*Stored records:*
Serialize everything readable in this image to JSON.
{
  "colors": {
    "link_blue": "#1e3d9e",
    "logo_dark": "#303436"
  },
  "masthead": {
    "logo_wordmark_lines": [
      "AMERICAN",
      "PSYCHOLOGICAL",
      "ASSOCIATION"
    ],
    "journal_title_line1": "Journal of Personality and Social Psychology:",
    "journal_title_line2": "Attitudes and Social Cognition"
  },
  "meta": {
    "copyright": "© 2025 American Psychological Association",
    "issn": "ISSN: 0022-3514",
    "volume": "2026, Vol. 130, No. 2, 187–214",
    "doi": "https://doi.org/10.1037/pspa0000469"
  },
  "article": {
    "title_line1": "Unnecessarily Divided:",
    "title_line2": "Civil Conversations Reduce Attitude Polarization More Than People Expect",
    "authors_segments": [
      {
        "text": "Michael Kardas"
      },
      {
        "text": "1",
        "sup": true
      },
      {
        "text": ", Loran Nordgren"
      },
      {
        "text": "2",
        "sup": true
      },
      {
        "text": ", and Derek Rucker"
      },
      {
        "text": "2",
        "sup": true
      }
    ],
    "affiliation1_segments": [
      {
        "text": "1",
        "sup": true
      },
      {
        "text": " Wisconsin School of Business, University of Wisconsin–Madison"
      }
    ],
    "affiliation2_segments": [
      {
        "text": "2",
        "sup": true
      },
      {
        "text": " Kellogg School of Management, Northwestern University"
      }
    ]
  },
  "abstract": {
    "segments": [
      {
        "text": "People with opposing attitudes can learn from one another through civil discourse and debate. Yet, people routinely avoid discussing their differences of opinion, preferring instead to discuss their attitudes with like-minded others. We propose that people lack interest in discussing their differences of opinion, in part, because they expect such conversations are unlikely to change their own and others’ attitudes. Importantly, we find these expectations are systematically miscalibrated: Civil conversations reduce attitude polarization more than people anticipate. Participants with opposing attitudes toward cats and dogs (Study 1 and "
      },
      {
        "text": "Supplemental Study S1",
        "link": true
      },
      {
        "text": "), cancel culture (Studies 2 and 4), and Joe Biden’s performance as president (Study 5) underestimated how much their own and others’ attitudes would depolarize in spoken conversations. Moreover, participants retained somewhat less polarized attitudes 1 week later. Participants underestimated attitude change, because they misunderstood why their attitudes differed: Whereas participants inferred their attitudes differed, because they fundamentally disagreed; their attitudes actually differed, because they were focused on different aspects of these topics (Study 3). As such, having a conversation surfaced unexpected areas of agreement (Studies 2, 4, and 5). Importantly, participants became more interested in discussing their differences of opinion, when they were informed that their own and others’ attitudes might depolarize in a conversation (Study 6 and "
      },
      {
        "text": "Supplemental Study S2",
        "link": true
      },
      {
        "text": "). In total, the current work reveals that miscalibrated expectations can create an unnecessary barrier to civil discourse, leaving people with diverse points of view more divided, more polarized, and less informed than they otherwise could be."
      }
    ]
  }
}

*Task to complete:* Only the number is wanted: how many lines above include the word "Social"?

*Solution to this problem:* 2